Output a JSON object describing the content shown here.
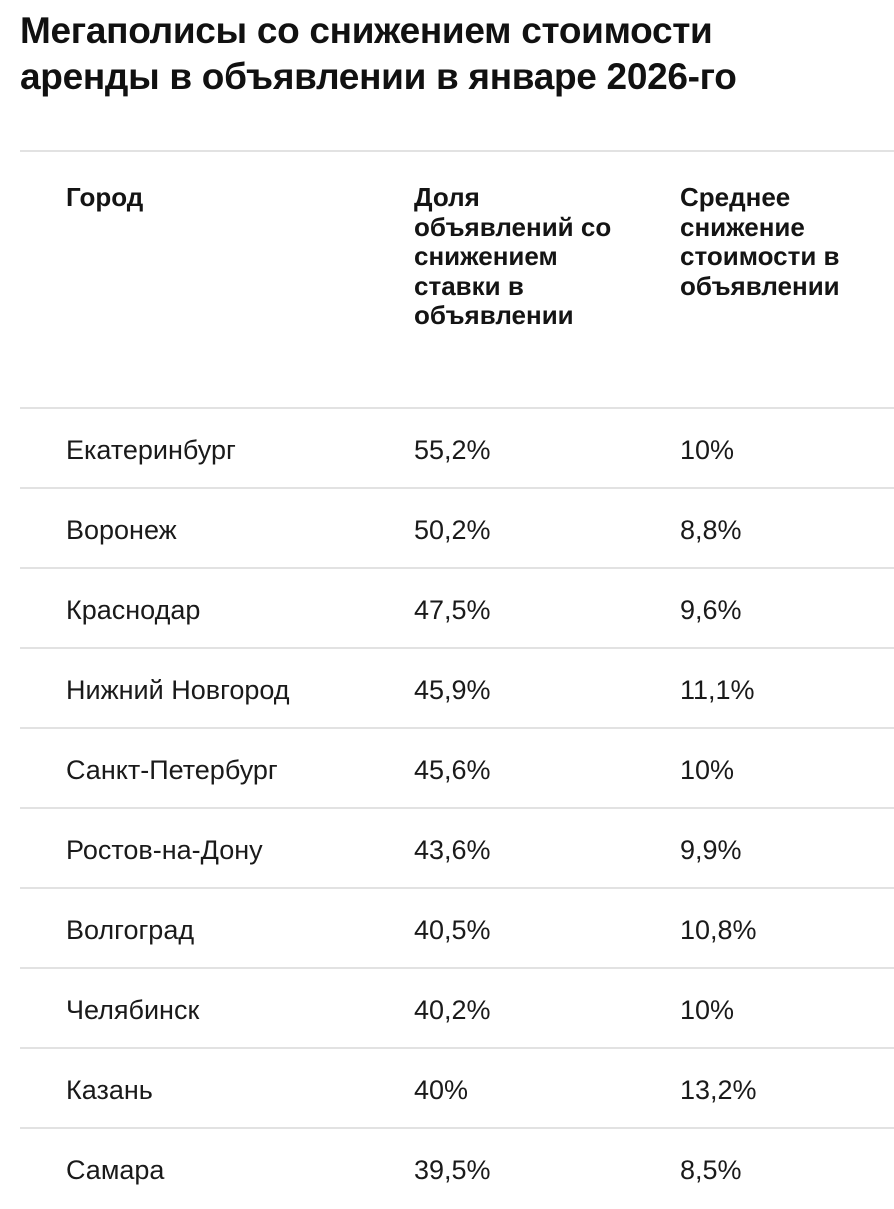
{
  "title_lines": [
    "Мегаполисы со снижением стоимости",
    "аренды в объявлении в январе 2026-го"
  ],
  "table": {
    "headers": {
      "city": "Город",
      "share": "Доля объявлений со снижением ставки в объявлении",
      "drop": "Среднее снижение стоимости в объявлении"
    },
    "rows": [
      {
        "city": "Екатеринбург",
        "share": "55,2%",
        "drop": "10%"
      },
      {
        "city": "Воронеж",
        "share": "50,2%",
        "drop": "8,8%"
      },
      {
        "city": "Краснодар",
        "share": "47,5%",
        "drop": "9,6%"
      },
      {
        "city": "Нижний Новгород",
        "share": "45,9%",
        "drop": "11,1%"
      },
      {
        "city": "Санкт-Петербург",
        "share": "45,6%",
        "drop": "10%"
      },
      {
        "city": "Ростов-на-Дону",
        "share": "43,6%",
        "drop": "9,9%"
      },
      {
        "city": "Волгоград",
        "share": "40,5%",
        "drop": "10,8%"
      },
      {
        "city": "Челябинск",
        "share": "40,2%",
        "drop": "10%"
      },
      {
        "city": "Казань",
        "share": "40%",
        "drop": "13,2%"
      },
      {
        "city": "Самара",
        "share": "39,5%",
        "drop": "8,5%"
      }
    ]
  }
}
____
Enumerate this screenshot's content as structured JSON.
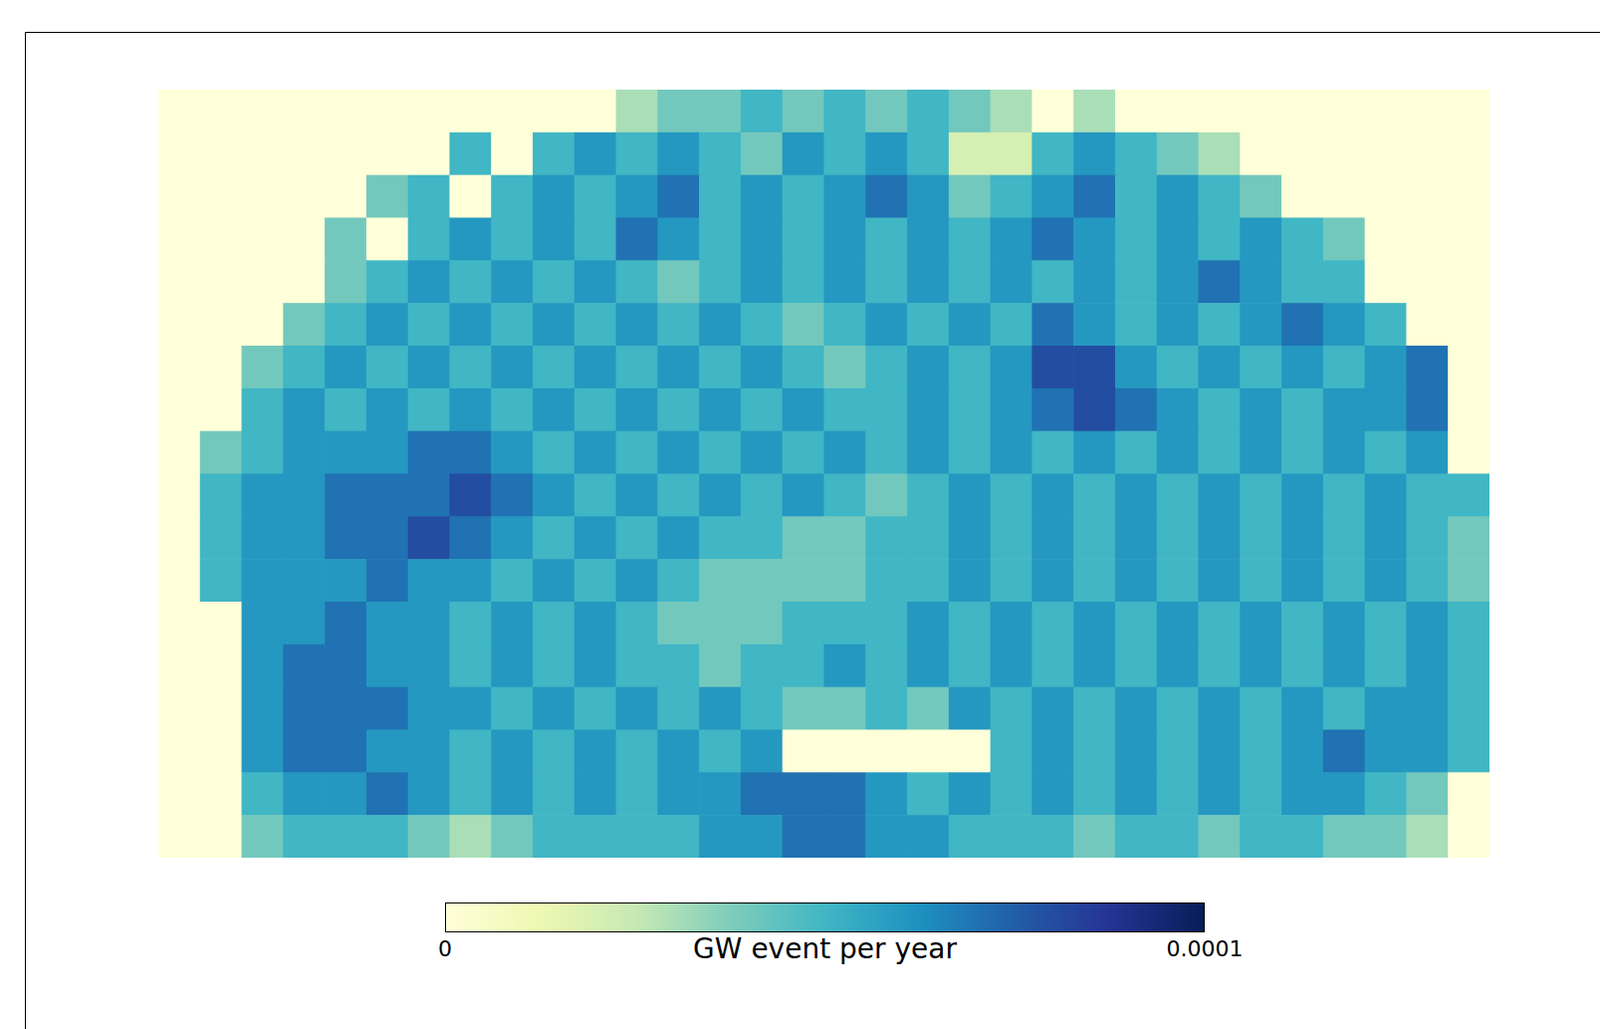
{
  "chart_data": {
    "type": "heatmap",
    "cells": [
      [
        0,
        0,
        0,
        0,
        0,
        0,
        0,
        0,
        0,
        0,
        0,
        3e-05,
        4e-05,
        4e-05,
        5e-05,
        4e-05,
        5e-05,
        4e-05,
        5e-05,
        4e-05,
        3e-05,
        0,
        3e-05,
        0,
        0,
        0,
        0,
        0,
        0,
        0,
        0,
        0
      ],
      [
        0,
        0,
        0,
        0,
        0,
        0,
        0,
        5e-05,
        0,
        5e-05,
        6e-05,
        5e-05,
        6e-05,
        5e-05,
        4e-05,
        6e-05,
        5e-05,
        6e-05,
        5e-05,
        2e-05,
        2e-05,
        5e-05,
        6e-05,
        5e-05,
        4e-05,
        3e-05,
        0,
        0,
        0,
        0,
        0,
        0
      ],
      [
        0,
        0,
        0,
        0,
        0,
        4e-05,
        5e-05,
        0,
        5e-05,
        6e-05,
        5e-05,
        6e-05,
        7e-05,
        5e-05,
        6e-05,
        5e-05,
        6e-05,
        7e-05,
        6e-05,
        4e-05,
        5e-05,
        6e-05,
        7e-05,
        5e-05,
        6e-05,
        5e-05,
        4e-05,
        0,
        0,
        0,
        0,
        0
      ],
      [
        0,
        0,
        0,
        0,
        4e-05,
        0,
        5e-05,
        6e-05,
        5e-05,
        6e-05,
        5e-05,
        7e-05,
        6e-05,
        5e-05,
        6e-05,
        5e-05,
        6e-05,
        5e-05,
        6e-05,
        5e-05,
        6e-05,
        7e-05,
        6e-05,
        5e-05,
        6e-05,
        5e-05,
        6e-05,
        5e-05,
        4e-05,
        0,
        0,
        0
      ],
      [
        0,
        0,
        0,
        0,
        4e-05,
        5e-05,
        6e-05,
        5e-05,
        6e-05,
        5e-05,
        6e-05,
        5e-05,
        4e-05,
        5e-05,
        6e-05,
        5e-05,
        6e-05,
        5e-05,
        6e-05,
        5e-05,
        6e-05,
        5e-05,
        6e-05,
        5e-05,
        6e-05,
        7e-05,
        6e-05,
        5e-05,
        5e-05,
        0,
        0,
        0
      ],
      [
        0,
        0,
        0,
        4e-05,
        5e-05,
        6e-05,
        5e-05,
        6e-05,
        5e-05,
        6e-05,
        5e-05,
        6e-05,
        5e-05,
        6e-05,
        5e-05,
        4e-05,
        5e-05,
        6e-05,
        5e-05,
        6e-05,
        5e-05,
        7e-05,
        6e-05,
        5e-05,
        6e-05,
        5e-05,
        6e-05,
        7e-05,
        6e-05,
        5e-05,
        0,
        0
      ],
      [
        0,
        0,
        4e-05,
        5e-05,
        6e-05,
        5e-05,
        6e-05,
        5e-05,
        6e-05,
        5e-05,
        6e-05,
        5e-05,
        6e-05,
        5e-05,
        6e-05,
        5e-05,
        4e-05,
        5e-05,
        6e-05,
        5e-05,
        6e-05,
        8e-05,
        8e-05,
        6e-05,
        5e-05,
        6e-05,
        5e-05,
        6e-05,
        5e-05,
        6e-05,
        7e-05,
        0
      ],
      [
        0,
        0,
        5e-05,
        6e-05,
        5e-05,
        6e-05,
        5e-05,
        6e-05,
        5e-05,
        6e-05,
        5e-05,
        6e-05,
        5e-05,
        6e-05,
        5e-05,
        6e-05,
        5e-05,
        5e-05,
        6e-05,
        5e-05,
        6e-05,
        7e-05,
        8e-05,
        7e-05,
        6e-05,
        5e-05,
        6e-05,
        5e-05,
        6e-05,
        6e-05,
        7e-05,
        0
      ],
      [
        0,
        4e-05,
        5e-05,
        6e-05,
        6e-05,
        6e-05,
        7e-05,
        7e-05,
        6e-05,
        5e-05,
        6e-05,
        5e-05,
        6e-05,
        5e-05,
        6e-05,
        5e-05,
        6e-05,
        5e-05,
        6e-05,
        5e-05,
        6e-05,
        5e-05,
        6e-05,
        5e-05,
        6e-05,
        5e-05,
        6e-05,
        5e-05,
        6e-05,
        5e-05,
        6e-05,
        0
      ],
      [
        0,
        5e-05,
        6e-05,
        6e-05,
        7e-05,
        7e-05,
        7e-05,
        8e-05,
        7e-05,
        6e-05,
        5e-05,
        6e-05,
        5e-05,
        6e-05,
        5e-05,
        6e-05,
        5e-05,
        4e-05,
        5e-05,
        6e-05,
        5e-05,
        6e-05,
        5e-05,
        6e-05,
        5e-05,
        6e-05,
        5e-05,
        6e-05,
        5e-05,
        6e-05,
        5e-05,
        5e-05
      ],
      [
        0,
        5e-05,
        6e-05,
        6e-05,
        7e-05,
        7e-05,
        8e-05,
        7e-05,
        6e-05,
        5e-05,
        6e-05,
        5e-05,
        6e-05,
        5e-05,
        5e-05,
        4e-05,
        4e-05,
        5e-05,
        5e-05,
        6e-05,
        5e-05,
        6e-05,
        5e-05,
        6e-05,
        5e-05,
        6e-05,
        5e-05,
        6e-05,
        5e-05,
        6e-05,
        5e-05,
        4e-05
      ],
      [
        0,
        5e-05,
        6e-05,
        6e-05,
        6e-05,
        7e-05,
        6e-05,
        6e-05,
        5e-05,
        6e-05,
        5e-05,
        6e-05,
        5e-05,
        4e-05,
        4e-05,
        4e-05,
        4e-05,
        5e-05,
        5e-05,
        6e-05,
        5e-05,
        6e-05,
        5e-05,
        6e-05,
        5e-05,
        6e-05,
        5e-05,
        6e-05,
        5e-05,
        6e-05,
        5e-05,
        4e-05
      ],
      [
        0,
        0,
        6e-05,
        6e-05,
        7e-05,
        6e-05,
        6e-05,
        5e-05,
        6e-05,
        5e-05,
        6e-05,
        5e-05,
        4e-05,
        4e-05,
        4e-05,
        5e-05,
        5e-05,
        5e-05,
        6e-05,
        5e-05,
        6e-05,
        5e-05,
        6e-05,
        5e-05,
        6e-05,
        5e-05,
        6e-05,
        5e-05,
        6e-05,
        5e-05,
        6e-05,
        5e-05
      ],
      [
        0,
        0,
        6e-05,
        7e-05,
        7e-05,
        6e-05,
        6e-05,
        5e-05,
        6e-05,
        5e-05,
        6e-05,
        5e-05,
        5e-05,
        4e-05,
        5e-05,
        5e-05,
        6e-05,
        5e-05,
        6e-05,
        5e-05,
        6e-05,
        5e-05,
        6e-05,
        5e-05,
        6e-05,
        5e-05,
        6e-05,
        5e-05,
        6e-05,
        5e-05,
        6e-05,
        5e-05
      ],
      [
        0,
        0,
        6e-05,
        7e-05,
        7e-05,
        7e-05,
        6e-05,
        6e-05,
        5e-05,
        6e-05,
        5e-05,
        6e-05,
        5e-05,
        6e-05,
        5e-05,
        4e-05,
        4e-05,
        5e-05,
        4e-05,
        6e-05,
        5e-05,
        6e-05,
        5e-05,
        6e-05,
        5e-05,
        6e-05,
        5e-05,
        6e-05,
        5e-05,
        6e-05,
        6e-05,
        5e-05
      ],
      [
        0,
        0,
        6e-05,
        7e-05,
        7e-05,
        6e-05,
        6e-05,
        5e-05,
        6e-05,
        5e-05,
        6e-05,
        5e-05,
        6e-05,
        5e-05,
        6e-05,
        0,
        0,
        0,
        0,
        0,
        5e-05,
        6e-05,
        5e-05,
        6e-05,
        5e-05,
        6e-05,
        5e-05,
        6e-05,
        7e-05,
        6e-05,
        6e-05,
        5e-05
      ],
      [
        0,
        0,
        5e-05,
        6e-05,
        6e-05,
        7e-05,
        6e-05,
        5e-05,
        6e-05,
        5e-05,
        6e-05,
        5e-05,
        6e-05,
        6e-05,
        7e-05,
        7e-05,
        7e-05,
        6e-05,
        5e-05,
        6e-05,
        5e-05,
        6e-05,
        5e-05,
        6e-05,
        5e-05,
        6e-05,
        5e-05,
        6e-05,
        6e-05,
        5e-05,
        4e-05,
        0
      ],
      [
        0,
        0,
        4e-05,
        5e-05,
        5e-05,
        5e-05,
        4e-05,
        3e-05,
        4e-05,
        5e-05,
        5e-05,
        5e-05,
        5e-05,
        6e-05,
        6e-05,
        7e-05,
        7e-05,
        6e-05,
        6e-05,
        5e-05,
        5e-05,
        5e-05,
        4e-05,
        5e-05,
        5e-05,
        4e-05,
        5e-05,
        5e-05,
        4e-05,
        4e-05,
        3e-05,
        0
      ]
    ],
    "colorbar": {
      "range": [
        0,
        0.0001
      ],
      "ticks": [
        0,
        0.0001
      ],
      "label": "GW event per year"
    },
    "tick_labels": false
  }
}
____
**Prompt:**
Find the word "share" in the entries, and copy every line it shows up in.

**Task result:**
      "share": "Доля объявлений со снижением ставки в объявлении",
        "share": "55,2%",
        "share": "50,2%",
        "share": "47,5%",
        "share": "45,9%",
        "share": "45,6%",
        "share": "43,6%",
        "share": "40,5%",
        "share": "40,2%",
        "share": "40%",
        "share": "39,5%",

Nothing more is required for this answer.